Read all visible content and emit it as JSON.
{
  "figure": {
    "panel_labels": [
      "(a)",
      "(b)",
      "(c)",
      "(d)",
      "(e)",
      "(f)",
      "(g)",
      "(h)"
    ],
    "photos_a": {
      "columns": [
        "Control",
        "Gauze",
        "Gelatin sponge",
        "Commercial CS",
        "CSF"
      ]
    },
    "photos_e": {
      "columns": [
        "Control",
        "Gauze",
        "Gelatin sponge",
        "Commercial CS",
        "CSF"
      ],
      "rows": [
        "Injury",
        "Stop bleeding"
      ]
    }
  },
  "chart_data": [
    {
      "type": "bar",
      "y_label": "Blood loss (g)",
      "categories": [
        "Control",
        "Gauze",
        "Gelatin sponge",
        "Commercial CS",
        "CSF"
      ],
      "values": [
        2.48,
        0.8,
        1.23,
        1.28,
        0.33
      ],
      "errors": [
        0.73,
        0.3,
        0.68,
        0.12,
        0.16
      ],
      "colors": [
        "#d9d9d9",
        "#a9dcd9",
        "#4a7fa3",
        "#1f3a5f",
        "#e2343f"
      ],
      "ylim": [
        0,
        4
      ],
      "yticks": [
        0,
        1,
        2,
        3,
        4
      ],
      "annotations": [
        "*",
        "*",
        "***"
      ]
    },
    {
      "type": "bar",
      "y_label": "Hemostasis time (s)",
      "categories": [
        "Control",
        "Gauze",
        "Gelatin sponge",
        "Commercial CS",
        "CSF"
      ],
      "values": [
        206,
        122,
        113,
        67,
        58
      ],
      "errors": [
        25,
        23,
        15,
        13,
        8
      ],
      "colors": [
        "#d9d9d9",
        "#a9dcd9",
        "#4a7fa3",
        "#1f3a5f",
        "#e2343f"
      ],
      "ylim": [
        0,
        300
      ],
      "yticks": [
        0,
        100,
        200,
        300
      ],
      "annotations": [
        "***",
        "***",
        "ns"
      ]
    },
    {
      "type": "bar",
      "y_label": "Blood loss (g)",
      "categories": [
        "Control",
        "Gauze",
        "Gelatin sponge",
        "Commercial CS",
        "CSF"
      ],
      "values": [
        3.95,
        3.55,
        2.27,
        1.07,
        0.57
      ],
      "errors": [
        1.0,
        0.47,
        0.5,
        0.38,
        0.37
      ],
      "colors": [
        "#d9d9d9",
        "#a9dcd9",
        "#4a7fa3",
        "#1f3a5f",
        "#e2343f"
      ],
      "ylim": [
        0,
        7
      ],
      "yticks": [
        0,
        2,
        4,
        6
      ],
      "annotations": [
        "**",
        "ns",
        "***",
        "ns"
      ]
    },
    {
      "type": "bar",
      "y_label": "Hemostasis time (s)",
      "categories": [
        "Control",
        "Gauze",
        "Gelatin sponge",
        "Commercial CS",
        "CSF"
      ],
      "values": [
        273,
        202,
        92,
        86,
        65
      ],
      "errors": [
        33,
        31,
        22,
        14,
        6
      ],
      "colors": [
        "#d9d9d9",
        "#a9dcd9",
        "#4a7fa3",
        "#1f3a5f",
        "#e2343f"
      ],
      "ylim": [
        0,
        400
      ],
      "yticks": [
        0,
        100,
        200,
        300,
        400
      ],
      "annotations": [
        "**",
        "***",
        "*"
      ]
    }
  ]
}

EXERCISE
Output every entry shown above, exactly.

ANSWER IN FULL
Read all visible content and emit it as JSON.
{
  "figure": {
    "panel_labels": [
      "(a)",
      "(b)",
      "(c)",
      "(d)",
      "(e)",
      "(f)",
      "(g)",
      "(h)"
    ],
    "photos_a": {
      "columns": [
        "Control",
        "Gauze",
        "Gelatin sponge",
        "Commercial CS",
        "CSF"
      ]
    },
    "photos_e": {
      "columns": [
        "Control",
        "Gauze",
        "Gelatin sponge",
        "Commercial CS",
        "CSF"
      ],
      "rows": [
        "Injury",
        "Stop bleeding"
      ]
    }
  },
  "chart_data": [
    {
      "type": "bar",
      "y_label": "Blood loss (g)",
      "categories": [
        "Control",
        "Gauze",
        "Gelatin sponge",
        "Commercial CS",
        "CSF"
      ],
      "values": [
        2.48,
        0.8,
        1.23,
        1.28,
        0.33
      ],
      "errors": [
        0.73,
        0.3,
        0.68,
        0.12,
        0.16
      ],
      "colors": [
        "#d9d9d9",
        "#a9dcd9",
        "#4a7fa3",
        "#1f3a5f",
        "#e2343f"
      ],
      "ylim": [
        0,
        4
      ],
      "yticks": [
        0,
        1,
        2,
        3,
        4
      ],
      "annotations": [
        "*",
        "*",
        "***"
      ]
    },
    {
      "type": "bar",
      "y_label": "Hemostasis time (s)",
      "categories": [
        "Control",
        "Gauze",
        "Gelatin sponge",
        "Commercial CS",
        "CSF"
      ],
      "values": [
        206,
        122,
        113,
        67,
        58
      ],
      "errors": [
        25,
        23,
        15,
        13,
        8
      ],
      "colors": [
        "#d9d9d9",
        "#a9dcd9",
        "#4a7fa3",
        "#1f3a5f",
        "#e2343f"
      ],
      "ylim": [
        0,
        300
      ],
      "yticks": [
        0,
        100,
        200,
        300
      ],
      "annotations": [
        "***",
        "***",
        "ns"
      ]
    },
    {
      "type": "bar",
      "y_label": "Blood loss (g)",
      "categories": [
        "Control",
        "Gauze",
        "Gelatin sponge",
        "Commercial CS",
        "CSF"
      ],
      "values": [
        3.95,
        3.55,
        2.27,
        1.07,
        0.57
      ],
      "errors": [
        1.0,
        0.47,
        0.5,
        0.38,
        0.37
      ],
      "colors": [
        "#d9d9d9",
        "#a9dcd9",
        "#4a7fa3",
        "#1f3a5f",
        "#e2343f"
      ],
      "ylim": [
        0,
        7
      ],
      "yticks": [
        0,
        2,
        4,
        6
      ],
      "annotations": [
        "**",
        "ns",
        "***",
        "ns"
      ]
    },
    {
      "type": "bar",
      "y_label": "Hemostasis time (s)",
      "categories": [
        "Control",
        "Gauze",
        "Gelatin sponge",
        "Commercial CS",
        "CSF"
      ],
      "values": [
        273,
        202,
        92,
        86,
        65
      ],
      "errors": [
        33,
        31,
        22,
        14,
        6
      ],
      "colors": [
        "#d9d9d9",
        "#a9dcd9",
        "#4a7fa3",
        "#1f3a5f",
        "#e2343f"
      ],
      "ylim": [
        0,
        400
      ],
      "yticks": [
        0,
        100,
        200,
        300,
        400
      ],
      "annotations": [
        "**",
        "***",
        "*"
      ]
    }
  ]
}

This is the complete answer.